● **Short problem**:
Extract every line of the material that holds the string "kein".

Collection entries
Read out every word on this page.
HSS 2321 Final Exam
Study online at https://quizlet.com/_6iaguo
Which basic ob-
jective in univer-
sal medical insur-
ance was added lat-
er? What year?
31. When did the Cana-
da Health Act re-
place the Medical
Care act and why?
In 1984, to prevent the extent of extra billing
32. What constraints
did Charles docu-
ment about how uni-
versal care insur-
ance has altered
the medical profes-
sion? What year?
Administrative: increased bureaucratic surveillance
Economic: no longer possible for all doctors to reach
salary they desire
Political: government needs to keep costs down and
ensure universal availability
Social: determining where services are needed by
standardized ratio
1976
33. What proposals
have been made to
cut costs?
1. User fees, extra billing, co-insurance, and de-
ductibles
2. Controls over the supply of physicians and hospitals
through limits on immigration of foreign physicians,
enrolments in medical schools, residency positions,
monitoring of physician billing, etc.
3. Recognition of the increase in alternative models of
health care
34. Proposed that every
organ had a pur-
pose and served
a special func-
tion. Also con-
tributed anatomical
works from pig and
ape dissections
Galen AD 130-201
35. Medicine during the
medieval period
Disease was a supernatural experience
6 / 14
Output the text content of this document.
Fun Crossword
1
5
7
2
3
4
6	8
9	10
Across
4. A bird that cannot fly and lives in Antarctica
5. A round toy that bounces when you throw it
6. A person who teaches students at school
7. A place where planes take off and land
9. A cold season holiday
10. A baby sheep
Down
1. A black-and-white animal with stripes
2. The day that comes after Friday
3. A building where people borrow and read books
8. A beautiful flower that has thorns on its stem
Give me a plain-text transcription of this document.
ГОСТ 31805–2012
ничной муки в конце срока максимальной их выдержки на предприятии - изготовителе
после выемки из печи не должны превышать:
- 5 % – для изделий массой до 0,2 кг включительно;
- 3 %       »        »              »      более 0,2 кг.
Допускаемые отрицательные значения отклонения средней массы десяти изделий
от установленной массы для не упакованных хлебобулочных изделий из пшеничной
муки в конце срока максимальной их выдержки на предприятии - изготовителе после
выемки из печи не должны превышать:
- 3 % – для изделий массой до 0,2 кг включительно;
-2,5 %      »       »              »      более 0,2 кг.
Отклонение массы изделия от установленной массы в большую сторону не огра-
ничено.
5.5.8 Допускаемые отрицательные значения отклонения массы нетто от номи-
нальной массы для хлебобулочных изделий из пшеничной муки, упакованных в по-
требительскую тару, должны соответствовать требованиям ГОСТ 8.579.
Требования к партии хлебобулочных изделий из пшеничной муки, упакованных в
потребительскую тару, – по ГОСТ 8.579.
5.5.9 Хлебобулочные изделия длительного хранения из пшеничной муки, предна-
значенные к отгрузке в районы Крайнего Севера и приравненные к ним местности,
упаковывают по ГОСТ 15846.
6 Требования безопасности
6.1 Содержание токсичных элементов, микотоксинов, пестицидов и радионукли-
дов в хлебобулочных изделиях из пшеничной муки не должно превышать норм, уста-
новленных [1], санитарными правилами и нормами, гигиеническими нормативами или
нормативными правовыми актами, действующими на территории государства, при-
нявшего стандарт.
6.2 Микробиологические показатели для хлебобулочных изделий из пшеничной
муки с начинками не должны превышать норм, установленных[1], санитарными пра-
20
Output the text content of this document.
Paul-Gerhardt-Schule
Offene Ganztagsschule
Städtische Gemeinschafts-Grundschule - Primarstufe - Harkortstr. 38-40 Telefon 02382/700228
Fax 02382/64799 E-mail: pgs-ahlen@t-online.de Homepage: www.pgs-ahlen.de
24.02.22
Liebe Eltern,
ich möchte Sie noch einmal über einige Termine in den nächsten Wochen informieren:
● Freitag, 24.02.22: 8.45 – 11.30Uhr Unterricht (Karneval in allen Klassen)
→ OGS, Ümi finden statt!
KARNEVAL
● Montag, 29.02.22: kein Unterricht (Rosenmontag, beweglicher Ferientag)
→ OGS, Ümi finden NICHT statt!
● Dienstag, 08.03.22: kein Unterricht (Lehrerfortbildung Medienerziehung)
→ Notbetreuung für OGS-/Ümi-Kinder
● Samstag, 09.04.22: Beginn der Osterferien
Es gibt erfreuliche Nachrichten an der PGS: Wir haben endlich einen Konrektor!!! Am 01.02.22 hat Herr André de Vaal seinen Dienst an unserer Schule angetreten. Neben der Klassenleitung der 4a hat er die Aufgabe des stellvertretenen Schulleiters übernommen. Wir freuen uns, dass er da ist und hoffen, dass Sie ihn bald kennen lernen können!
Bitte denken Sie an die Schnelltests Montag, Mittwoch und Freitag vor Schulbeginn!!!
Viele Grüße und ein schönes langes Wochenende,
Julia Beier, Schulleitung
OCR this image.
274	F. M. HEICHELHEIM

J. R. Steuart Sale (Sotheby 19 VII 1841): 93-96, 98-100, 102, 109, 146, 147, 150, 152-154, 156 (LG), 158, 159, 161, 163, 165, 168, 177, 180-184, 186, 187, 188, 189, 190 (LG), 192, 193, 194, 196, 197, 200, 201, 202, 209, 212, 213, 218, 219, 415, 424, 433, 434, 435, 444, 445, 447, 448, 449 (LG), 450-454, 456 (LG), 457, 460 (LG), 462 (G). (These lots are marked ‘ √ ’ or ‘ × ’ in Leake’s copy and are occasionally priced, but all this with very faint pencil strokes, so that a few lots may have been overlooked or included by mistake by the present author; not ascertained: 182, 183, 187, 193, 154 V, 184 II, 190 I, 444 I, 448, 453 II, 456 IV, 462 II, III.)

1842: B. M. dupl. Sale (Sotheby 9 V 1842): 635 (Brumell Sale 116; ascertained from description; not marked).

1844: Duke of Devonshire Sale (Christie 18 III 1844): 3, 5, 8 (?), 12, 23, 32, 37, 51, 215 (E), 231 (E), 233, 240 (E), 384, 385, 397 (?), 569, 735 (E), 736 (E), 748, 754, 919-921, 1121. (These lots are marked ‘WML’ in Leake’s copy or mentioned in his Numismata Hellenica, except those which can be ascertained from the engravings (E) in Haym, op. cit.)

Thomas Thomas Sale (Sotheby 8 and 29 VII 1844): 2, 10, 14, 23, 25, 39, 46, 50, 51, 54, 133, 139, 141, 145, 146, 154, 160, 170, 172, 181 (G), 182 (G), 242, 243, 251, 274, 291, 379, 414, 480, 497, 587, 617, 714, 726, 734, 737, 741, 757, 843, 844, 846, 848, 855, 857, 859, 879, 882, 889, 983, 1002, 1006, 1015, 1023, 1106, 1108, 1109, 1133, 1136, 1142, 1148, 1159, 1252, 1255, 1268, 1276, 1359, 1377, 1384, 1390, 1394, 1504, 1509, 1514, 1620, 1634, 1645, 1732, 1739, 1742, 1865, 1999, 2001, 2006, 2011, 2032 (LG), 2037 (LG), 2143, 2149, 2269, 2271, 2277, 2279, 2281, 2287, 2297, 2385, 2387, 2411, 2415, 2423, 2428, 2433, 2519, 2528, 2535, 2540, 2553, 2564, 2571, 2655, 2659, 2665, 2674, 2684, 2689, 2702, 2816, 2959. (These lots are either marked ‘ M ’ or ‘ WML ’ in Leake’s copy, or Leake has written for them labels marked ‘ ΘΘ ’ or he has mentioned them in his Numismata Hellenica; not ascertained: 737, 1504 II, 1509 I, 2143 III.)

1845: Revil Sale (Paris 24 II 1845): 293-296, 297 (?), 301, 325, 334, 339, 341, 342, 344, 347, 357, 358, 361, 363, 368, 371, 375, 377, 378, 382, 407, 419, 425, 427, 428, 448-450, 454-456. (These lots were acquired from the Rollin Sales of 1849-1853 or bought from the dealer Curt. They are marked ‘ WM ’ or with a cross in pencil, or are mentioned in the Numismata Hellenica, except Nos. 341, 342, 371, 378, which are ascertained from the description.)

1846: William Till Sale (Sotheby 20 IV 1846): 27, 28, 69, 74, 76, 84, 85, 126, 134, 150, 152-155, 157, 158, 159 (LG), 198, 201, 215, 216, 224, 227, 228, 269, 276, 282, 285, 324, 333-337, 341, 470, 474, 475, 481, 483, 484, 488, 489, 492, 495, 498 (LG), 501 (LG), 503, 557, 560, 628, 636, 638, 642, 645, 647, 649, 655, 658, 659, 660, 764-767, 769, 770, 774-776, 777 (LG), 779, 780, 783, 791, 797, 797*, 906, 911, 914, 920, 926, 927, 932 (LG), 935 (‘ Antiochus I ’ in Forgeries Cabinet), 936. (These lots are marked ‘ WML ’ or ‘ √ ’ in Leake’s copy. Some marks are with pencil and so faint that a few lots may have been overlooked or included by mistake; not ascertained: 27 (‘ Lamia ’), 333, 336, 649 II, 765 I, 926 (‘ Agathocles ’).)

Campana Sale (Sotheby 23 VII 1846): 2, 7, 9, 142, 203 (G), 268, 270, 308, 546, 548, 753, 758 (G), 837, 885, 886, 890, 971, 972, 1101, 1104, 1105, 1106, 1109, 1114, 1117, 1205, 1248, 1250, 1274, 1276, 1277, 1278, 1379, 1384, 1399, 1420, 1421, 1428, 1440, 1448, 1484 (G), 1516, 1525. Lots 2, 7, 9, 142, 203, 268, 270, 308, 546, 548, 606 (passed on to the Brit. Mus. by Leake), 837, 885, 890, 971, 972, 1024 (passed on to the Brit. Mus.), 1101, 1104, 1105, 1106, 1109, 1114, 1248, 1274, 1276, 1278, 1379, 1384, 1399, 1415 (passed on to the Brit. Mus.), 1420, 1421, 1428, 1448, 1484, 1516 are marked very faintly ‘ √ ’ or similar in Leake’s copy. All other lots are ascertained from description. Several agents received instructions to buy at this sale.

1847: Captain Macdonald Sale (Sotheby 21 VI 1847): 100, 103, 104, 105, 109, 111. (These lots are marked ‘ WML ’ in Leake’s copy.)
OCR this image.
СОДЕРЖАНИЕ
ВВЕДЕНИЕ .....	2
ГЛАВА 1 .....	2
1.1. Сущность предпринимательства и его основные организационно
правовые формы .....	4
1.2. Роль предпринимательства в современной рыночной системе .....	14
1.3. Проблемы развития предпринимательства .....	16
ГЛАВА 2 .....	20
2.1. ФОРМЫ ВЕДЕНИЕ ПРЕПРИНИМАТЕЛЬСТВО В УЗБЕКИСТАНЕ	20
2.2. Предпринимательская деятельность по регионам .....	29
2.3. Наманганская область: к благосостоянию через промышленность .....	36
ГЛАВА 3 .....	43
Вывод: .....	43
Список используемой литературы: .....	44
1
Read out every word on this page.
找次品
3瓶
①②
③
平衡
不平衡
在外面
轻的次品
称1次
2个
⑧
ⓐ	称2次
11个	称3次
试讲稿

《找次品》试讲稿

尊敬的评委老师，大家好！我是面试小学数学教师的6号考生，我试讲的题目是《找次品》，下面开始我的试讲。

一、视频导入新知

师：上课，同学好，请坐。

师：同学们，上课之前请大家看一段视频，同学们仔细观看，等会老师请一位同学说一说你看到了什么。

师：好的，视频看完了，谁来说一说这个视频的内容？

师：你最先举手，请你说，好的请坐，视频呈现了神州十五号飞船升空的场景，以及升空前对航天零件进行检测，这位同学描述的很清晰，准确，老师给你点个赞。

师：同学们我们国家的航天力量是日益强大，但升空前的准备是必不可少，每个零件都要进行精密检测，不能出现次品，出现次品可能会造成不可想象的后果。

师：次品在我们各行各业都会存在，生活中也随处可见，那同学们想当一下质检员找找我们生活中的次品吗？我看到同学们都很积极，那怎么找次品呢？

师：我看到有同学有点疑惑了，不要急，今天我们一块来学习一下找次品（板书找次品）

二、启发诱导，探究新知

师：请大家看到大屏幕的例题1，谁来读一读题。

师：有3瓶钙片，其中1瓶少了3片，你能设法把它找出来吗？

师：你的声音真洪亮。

● **Result of this task**:
● Montag, 29.02.22: kein Unterricht (Rosenmontag, beweglicher Ferientag)
● Dienstag, 08.03.22: kein Unterricht (Lehrerfortbildung Medienerziehung)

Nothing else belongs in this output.